> _What you need to do_:
Extract each line bearing the word "volume".

> _Provided material_:
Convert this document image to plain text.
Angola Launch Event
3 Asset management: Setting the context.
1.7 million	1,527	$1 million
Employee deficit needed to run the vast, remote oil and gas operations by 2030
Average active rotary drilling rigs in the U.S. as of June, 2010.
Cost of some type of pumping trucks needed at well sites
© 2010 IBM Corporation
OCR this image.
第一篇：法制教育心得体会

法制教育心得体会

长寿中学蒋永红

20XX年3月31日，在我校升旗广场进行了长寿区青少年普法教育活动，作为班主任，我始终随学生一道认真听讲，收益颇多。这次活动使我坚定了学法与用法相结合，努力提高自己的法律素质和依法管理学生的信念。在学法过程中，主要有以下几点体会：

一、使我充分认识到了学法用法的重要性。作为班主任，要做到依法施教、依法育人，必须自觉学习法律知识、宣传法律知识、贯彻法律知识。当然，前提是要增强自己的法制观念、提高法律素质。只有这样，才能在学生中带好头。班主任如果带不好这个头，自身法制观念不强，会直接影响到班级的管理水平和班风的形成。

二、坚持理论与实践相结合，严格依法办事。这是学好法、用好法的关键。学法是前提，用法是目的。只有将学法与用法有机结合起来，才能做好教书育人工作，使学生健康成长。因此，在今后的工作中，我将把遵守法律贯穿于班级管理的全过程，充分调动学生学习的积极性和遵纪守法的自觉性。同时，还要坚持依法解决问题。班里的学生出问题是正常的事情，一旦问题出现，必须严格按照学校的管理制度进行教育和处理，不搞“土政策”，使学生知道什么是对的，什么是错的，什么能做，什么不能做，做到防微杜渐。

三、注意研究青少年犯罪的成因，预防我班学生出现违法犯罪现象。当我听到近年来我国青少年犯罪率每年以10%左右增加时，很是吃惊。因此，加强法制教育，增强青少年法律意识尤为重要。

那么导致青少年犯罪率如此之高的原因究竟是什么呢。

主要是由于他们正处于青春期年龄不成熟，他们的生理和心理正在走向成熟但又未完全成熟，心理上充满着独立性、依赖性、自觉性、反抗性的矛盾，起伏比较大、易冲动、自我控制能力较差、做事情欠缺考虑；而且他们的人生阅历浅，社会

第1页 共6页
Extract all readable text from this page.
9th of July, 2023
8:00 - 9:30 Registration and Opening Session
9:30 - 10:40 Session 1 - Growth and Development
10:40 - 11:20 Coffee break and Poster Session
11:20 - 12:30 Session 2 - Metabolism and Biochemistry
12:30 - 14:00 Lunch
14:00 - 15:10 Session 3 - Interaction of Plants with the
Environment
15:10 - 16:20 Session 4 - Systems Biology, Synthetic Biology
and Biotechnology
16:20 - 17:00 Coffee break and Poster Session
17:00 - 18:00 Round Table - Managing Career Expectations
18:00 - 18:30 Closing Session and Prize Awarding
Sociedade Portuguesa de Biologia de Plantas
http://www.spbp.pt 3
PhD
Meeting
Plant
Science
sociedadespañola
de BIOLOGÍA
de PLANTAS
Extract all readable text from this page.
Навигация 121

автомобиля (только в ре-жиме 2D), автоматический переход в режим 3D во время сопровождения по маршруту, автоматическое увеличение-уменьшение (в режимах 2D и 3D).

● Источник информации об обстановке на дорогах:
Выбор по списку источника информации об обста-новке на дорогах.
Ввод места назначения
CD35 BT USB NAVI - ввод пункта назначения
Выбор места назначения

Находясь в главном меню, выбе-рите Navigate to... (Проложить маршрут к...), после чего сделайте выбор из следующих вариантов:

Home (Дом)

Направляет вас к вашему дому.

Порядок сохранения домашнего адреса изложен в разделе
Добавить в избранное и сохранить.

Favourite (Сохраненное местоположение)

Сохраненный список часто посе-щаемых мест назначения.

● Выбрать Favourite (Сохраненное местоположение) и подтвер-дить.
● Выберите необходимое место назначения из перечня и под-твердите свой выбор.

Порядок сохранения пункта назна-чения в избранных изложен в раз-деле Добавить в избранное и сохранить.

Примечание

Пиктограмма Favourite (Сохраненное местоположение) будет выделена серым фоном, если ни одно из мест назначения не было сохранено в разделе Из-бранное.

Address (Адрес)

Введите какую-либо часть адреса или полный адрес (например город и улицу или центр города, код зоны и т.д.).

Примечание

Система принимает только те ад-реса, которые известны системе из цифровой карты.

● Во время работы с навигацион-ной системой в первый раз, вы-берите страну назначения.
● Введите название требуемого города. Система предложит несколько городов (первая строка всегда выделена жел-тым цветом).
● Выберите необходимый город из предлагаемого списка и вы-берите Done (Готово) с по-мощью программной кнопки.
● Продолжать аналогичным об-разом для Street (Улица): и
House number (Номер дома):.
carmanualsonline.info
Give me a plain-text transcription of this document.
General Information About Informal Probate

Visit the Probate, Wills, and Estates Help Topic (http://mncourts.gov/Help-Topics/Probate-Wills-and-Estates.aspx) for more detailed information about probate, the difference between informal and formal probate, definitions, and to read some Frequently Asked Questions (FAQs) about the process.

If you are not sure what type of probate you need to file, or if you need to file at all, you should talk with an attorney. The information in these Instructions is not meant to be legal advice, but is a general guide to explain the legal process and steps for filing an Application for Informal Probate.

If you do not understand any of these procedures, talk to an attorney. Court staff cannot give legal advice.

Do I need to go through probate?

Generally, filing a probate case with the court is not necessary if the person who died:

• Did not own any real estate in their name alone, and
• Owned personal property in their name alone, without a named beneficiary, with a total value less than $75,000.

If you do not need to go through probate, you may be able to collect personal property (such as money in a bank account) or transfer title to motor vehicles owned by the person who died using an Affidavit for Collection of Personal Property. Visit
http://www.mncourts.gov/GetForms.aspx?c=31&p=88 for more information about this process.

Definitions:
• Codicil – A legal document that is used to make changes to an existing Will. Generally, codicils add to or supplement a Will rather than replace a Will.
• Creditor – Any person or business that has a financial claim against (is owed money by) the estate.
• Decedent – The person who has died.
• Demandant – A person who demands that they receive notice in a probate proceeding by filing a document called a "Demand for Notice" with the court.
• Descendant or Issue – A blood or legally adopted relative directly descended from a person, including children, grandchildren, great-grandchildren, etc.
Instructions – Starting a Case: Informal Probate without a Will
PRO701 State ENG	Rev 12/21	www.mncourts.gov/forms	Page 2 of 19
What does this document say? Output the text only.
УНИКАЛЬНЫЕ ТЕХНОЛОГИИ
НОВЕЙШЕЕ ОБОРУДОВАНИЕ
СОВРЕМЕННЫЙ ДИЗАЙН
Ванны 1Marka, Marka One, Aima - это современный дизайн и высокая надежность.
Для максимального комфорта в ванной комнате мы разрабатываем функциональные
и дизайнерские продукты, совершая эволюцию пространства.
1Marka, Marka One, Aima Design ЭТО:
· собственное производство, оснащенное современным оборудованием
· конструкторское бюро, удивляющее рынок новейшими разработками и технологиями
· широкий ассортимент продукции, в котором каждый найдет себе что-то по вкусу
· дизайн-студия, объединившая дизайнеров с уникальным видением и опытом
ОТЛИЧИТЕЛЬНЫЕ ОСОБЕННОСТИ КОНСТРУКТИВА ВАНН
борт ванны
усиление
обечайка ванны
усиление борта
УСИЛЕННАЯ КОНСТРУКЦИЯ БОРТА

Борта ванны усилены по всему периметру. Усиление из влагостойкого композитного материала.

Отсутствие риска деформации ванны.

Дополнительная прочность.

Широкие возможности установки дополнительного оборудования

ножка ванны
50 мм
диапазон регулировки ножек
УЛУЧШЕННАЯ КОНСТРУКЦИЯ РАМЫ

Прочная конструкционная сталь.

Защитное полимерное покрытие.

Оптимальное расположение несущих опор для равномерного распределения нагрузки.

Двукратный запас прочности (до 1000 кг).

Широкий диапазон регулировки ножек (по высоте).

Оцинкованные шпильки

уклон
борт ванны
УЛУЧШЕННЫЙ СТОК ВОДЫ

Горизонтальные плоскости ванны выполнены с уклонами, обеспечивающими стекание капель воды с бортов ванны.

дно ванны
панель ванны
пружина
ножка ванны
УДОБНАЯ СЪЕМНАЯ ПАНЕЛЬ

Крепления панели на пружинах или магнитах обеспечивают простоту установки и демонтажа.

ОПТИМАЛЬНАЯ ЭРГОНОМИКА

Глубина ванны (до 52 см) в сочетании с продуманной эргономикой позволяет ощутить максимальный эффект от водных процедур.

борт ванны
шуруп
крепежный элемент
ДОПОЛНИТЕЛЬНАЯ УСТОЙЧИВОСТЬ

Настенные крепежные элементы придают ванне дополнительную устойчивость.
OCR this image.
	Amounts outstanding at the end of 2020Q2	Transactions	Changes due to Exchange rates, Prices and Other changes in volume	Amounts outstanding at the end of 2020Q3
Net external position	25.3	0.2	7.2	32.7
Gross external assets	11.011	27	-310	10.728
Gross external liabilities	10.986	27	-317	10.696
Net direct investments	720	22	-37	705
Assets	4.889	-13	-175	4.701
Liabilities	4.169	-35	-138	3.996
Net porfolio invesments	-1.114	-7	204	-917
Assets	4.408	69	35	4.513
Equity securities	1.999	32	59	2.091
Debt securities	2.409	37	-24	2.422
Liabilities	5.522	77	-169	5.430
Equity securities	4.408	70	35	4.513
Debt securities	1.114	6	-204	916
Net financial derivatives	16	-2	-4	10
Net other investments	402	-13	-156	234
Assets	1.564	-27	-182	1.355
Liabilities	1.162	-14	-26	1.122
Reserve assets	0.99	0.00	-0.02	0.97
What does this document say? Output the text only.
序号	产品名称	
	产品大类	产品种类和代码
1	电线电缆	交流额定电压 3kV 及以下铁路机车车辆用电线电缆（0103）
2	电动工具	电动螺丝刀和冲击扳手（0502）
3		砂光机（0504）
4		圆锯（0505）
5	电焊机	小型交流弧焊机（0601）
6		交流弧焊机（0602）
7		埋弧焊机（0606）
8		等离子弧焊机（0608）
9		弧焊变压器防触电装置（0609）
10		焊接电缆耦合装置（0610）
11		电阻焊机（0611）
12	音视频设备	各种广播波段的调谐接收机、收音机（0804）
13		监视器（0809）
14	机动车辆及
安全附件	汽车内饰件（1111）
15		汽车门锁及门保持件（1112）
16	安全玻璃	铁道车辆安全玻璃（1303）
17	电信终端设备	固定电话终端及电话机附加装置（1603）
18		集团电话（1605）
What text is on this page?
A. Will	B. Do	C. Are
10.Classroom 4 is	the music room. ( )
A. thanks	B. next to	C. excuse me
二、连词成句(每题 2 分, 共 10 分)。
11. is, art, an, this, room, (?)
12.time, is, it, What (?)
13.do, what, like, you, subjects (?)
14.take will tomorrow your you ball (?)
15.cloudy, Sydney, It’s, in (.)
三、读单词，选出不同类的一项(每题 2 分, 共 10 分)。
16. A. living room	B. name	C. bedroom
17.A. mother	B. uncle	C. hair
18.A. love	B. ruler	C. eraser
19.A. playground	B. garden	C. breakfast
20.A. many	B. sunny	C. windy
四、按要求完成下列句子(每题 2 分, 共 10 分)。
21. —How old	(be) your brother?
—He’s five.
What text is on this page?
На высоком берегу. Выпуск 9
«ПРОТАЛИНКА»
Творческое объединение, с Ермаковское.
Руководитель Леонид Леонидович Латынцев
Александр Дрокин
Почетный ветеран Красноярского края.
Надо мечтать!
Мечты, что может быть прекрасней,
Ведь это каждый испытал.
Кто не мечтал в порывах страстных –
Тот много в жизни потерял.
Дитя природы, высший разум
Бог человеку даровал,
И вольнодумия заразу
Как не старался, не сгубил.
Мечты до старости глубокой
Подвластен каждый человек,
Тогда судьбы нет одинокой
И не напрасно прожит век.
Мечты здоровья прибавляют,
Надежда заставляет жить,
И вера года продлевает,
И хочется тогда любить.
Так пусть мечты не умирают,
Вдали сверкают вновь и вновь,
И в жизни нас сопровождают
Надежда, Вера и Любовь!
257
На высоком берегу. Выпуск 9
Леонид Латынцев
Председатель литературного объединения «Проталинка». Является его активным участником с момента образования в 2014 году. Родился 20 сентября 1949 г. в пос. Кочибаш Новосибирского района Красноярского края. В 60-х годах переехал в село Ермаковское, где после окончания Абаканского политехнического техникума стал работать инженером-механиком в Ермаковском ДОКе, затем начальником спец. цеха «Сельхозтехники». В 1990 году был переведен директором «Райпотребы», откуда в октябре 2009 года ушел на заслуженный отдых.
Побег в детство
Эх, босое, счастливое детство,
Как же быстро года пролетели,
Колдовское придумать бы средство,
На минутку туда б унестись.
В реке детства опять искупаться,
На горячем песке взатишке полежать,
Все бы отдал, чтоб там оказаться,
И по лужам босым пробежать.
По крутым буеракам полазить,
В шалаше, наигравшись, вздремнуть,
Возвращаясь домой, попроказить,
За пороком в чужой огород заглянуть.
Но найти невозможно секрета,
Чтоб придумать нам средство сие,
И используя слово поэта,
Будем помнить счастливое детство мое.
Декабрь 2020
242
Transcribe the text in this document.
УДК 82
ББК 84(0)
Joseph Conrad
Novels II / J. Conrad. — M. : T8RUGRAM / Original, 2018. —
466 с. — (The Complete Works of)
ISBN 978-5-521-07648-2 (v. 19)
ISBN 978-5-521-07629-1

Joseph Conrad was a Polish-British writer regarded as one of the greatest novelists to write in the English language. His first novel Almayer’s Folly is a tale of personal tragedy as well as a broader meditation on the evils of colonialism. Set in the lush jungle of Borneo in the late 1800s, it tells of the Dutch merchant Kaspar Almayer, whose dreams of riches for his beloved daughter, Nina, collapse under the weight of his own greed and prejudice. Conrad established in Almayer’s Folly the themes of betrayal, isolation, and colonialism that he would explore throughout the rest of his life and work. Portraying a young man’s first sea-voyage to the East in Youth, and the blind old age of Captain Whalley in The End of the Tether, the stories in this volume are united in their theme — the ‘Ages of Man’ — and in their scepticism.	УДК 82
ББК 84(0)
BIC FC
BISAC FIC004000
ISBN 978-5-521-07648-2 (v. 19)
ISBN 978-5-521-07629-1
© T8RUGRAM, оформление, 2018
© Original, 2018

> _The answer_:
	Amounts outstanding at the end of 2020Q2	Transactions	Changes due to Exchange rates, Prices and Other changes in volume	Amounts outstanding at the end of 2020Q3
Joseph Conrad was a Polish-British writer regarded as one of the greatest novelists to write in the English language. His first novel Almayer’s Folly is a tale of personal tragedy as well as a broader meditation on the evils of colonialism. Set in the lush jungle of Borneo in the late 1800s, it tells of the Dutch merchant Kaspar Almayer, whose dreams of riches for his beloved daughter, Nina, collapse under the weight of his own greed and prejudice. Conrad established in Almayer’s Folly the themes of betrayal, isolation, and colonialism that he would explore throughout the rest of his life and work. Portraying a young man’s first sea-voyage to the East in Youth, and the blind old age of Captain Whalley in The End of the Tether, the stories in this volume are united in their theme — the ‘Ages of Man’ — and in their scepticism.	УДК 82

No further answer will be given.